* _WHAT YOU ARE ASKED TO DO_
Identify each line containing the word "ylabel" and copy it.

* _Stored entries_
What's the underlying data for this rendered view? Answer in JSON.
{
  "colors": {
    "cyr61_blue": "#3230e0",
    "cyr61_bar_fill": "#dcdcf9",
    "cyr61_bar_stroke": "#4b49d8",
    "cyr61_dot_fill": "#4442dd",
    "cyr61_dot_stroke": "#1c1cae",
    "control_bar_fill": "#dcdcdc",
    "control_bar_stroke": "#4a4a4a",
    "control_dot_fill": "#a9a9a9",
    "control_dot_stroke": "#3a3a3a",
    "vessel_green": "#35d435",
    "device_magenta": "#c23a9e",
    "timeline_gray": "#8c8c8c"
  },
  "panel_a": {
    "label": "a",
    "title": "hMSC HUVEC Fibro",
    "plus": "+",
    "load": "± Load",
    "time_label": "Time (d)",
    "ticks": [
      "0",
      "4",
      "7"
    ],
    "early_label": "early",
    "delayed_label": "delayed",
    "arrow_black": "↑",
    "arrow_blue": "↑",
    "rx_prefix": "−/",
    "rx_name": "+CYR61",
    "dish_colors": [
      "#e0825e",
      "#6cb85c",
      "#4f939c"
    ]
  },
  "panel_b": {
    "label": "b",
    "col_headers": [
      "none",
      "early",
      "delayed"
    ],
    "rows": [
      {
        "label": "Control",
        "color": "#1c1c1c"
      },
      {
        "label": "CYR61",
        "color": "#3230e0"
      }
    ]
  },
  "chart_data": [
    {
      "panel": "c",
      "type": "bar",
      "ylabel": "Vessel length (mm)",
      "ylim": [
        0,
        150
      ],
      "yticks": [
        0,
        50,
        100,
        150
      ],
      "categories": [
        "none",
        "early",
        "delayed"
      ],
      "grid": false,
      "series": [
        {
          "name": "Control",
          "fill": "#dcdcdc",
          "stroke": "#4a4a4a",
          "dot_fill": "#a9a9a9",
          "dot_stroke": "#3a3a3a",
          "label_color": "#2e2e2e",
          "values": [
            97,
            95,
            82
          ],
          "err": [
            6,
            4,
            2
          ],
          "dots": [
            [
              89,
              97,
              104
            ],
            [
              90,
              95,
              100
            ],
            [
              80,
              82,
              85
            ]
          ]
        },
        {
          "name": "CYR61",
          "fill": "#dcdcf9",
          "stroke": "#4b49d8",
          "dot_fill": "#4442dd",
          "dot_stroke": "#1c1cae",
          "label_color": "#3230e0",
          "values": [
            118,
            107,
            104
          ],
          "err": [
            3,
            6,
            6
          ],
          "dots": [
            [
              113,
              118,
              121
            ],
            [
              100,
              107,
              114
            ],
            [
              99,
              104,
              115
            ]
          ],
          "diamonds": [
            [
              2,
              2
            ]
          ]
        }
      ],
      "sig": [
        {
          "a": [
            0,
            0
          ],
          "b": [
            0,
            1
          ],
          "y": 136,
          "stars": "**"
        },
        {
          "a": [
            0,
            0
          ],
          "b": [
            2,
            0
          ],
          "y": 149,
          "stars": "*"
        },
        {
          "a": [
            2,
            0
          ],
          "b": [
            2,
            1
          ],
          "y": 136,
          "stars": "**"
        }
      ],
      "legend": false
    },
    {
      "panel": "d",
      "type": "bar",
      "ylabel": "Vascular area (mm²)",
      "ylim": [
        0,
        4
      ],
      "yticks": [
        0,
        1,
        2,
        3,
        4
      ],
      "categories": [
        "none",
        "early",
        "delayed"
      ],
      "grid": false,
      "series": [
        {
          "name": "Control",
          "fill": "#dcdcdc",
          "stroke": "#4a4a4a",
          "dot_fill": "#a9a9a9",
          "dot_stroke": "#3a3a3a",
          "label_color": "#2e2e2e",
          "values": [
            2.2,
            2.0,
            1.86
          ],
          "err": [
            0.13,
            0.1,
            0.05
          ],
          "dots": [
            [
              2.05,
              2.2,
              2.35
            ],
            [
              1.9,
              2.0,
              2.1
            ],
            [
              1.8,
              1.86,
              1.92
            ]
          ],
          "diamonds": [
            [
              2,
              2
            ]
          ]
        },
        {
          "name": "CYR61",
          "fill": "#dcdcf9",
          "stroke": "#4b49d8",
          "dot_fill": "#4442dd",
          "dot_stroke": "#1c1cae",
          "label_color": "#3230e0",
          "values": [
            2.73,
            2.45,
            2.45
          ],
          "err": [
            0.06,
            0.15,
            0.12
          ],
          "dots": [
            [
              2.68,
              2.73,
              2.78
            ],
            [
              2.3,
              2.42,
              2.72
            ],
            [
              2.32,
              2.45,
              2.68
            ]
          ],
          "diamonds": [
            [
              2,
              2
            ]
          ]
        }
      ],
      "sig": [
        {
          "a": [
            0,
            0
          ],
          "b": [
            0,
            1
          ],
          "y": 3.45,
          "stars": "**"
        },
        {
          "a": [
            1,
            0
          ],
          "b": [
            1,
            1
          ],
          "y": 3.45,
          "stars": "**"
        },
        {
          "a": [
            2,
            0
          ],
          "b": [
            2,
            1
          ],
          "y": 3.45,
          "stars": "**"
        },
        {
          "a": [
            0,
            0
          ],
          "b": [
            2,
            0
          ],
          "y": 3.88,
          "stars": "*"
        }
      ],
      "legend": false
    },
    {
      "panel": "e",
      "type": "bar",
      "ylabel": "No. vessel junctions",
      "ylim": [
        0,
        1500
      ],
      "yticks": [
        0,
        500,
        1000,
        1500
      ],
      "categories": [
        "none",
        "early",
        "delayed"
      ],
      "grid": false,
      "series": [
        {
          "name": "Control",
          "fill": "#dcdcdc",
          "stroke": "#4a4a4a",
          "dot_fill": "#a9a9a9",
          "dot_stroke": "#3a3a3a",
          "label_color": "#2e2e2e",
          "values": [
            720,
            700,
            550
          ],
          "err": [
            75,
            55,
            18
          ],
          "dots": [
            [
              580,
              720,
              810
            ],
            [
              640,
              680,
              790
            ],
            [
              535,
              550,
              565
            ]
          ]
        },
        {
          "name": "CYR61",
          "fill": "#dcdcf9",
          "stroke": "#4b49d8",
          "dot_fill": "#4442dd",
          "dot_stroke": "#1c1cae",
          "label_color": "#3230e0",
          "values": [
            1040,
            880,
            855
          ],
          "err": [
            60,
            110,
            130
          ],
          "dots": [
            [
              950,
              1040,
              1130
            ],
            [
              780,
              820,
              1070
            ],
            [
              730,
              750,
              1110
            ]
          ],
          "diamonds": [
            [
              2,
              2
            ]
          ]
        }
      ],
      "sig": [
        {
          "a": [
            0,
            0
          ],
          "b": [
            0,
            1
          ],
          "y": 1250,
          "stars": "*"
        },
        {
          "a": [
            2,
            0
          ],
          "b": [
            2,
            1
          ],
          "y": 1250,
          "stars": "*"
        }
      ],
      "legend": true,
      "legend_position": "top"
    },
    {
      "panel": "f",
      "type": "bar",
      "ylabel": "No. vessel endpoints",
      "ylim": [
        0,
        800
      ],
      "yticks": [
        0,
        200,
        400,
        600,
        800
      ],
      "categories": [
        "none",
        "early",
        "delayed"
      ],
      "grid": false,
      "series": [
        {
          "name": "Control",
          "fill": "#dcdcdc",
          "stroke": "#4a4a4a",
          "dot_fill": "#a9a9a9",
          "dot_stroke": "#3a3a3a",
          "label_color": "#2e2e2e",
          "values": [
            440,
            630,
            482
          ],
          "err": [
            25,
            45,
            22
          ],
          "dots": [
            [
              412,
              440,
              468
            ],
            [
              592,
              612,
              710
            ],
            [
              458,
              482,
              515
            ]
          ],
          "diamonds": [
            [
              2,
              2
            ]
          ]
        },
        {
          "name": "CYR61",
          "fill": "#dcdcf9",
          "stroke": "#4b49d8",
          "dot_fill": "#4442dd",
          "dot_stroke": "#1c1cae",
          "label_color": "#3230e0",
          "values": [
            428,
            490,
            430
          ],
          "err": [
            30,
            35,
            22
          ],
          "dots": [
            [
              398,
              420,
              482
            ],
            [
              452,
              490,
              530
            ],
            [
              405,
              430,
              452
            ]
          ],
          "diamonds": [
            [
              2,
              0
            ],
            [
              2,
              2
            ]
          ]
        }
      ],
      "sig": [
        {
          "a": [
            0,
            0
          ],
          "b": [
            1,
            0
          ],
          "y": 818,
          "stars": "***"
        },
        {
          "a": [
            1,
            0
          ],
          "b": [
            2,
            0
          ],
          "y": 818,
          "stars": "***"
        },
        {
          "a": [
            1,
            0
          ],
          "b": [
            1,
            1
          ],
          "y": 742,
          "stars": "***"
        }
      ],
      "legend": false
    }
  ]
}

* _ANSWER TO THIS TASK_
      "ylabel": "Vessel length (mm)",
      "ylabel": "Vascular area (mm²)",
      "ylabel": "No. vessel junctions",
      "ylabel": "No. vessel endpoints",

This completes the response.